• [Exercise] List all lines of the data that include the string "Minutes".

• [Provided records]

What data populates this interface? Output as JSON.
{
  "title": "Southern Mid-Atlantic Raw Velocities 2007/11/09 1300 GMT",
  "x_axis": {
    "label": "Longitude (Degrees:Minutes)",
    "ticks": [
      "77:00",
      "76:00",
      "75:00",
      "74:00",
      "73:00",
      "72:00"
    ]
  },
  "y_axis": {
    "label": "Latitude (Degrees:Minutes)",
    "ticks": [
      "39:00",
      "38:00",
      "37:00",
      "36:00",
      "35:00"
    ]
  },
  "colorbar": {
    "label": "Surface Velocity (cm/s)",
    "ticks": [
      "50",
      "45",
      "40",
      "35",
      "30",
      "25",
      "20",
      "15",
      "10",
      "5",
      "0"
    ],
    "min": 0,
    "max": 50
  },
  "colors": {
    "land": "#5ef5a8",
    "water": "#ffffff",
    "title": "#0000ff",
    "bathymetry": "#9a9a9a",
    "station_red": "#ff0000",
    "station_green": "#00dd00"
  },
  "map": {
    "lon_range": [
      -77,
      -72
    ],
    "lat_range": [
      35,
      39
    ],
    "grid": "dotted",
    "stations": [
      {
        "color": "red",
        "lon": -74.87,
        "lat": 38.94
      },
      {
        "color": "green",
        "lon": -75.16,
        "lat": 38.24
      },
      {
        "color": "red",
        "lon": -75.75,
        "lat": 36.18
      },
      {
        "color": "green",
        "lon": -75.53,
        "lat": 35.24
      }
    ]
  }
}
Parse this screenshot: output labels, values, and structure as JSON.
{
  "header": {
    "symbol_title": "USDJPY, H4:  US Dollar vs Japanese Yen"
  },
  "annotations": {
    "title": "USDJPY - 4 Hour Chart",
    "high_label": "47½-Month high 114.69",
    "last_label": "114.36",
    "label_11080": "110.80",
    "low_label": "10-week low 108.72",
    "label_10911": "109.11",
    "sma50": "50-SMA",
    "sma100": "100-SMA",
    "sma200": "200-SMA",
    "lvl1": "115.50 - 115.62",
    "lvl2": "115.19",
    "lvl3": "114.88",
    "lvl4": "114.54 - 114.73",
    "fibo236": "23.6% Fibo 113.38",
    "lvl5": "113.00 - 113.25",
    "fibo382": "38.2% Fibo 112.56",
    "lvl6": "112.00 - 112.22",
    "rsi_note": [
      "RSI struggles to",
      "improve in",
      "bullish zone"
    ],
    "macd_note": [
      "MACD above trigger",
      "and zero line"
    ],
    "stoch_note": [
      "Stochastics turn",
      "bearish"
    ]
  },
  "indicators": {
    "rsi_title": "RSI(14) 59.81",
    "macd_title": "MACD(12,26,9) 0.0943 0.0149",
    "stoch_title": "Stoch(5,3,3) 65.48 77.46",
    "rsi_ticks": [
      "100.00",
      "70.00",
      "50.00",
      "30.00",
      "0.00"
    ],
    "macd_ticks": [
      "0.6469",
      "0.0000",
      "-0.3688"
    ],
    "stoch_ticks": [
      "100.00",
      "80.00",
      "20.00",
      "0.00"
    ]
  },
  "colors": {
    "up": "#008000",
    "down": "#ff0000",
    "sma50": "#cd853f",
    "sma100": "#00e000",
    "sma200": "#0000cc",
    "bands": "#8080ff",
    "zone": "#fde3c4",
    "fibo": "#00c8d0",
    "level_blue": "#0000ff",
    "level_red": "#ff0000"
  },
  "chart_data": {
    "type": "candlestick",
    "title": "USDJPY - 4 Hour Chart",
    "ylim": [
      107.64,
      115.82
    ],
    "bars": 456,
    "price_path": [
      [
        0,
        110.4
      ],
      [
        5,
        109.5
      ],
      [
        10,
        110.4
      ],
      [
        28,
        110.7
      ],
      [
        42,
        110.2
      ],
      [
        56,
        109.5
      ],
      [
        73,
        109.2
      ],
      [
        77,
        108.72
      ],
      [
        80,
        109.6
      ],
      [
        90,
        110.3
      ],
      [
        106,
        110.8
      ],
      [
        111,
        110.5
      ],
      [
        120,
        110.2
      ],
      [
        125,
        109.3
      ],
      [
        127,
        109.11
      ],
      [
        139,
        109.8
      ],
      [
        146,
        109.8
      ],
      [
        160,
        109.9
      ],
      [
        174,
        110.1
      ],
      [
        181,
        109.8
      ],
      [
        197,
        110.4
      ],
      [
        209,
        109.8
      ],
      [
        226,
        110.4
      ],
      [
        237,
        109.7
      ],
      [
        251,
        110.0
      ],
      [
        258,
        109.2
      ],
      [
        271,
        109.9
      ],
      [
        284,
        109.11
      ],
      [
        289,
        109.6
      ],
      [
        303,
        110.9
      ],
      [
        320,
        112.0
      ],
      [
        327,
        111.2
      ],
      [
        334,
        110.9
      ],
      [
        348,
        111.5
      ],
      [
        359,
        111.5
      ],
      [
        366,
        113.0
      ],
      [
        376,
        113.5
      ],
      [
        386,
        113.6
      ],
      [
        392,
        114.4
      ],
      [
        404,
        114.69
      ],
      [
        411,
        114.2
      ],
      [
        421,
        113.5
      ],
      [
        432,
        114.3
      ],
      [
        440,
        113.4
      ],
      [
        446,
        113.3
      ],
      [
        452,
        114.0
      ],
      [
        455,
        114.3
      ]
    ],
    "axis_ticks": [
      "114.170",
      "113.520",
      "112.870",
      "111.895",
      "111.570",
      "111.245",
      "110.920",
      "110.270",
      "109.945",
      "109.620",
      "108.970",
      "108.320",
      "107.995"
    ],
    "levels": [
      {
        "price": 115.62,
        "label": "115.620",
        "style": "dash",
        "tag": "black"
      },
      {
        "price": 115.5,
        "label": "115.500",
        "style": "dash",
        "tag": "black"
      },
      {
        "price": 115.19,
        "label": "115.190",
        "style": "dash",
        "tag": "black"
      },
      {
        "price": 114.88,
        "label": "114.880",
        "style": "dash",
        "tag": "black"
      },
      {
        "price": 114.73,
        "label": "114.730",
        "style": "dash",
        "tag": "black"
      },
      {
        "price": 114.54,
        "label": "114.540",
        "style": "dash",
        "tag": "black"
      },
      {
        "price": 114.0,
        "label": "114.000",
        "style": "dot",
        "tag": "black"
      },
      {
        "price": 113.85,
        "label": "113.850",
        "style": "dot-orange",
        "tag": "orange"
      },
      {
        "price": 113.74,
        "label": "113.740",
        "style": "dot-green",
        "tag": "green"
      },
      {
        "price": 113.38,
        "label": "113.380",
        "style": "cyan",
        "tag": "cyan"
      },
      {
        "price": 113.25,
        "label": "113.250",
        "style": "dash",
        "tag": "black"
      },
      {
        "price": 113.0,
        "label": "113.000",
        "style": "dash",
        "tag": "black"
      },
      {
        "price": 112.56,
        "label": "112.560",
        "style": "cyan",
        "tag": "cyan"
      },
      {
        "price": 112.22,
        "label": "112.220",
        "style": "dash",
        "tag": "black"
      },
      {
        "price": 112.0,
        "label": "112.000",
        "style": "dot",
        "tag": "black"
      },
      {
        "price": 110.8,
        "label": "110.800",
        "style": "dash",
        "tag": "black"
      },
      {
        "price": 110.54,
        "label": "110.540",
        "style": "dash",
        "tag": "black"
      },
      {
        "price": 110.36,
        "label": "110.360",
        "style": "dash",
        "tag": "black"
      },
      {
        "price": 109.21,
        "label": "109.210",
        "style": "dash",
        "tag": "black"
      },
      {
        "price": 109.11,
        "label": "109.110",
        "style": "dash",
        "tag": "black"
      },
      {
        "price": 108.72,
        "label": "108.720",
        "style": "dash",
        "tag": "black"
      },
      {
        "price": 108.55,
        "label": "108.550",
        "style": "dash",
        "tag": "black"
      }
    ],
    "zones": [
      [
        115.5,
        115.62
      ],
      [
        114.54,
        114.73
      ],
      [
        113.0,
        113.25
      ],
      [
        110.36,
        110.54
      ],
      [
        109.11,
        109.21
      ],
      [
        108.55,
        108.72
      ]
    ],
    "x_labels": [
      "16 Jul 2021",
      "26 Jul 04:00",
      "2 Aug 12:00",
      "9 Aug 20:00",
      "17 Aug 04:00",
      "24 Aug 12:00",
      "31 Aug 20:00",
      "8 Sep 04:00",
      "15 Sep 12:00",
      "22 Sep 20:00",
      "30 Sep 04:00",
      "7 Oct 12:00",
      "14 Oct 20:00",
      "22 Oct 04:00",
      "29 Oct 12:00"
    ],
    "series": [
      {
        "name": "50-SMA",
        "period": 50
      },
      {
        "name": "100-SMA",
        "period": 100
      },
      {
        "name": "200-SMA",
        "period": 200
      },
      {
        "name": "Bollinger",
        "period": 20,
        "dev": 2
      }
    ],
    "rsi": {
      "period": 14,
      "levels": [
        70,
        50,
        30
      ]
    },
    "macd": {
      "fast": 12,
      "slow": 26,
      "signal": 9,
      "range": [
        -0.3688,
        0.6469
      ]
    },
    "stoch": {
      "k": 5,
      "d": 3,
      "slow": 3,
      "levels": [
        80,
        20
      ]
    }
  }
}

• [Answer for this exercise]
    "label": "Longitude (Degrees:Minutes)",
    "label": "Latitude (Degrees:Minutes)",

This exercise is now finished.